== Exercise materials ==
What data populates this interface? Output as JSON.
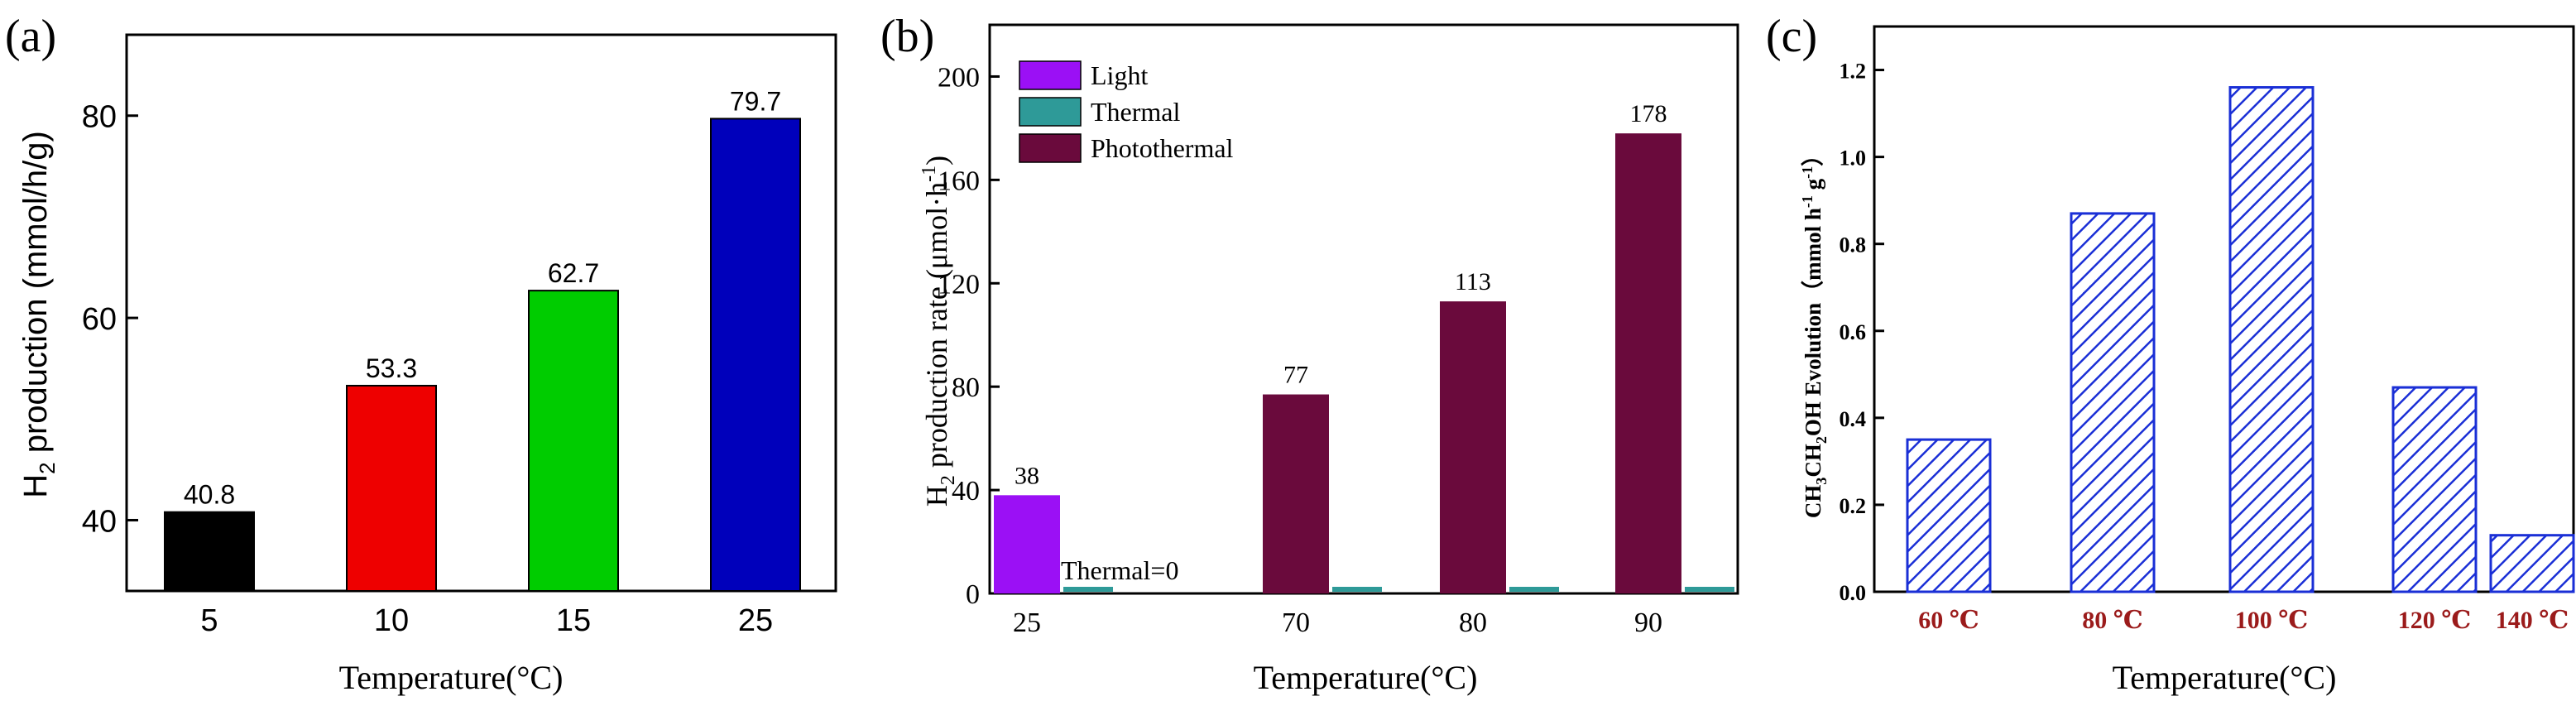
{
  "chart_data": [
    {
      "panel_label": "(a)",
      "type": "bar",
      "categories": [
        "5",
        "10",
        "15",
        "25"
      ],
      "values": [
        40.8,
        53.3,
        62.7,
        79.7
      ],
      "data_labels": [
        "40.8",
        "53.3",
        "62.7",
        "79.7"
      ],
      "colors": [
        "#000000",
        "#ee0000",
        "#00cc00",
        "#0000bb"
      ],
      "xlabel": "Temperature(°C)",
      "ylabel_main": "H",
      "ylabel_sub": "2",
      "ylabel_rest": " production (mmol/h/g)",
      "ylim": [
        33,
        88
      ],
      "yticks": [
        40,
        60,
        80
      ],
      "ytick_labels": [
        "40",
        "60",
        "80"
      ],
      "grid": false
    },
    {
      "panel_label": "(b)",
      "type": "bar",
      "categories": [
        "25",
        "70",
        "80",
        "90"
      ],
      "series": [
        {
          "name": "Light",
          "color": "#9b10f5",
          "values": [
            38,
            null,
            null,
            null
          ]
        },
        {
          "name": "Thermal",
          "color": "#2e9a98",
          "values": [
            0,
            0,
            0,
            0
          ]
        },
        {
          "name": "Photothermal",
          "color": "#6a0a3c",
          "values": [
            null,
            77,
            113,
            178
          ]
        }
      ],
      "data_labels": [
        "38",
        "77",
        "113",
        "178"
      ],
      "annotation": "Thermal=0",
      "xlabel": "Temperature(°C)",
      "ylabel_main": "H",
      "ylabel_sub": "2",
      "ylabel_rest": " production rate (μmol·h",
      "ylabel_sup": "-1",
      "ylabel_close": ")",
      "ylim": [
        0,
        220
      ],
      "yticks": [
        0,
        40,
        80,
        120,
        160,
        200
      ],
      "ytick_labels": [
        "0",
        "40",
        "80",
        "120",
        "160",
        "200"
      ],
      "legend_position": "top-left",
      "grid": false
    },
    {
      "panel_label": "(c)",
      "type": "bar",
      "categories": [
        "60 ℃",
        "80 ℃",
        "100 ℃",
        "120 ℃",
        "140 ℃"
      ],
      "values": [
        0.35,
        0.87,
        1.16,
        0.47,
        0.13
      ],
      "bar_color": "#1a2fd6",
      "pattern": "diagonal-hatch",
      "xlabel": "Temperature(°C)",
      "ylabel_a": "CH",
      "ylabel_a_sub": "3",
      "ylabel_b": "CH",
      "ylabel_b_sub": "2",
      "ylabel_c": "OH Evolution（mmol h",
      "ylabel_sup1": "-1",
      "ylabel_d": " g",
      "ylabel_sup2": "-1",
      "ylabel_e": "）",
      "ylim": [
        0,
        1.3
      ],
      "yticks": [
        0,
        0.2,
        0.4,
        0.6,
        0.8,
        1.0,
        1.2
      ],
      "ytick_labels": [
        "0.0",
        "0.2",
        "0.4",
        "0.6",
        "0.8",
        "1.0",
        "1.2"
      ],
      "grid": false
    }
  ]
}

---

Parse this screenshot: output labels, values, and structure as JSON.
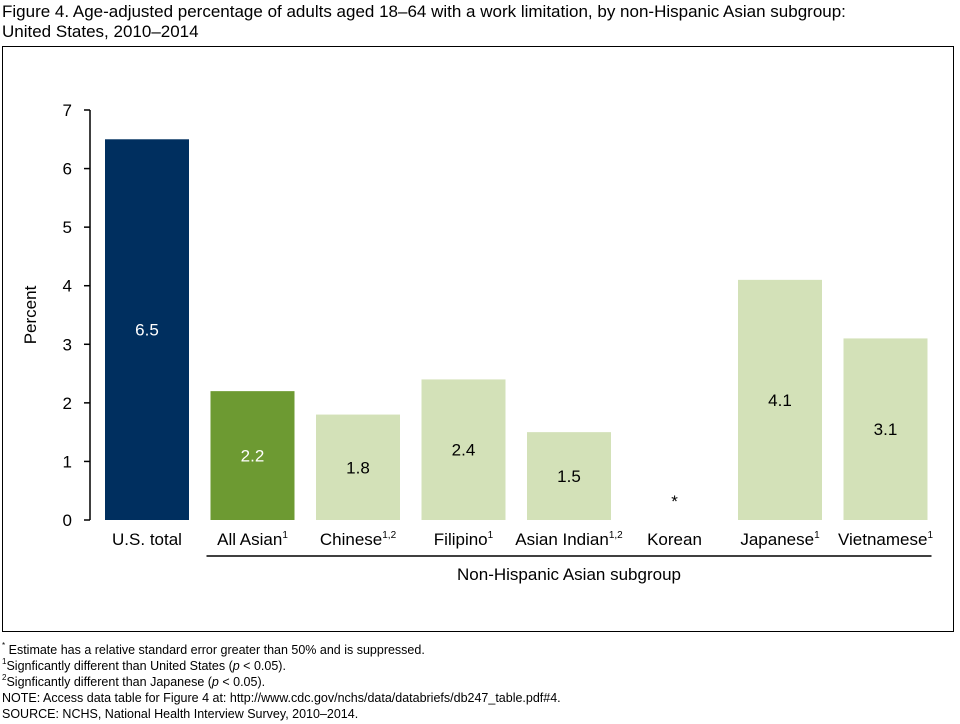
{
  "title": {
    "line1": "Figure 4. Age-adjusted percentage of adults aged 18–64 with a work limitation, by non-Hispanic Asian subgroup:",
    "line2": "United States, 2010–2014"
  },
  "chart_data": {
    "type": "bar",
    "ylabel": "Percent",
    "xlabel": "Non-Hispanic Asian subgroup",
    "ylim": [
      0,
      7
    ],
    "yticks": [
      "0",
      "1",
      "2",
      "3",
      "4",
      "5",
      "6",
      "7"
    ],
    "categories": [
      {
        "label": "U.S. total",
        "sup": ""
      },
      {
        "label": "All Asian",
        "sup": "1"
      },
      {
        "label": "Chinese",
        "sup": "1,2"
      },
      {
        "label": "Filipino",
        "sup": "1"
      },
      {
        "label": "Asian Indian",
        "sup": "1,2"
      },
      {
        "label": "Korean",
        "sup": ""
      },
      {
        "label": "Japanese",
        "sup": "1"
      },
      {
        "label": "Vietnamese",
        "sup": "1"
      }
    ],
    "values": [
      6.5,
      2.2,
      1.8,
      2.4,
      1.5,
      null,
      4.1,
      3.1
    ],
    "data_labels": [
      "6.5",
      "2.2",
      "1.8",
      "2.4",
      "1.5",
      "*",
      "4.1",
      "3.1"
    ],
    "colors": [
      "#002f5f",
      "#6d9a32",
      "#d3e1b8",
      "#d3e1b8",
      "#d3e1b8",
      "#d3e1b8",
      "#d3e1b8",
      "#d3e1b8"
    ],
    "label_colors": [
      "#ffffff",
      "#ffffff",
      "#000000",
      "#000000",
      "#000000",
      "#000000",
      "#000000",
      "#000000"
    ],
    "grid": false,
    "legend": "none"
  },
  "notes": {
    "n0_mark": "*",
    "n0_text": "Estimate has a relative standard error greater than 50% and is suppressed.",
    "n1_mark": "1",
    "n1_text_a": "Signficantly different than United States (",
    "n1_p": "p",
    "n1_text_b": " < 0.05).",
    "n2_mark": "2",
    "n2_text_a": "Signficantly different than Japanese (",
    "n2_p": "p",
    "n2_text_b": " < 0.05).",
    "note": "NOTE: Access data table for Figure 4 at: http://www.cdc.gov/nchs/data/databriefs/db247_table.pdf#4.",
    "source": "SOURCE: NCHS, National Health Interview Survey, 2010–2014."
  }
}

== What to do ==
Only the count is needed: the number of lines in the data that include the word "Figure".

== The solution ==
2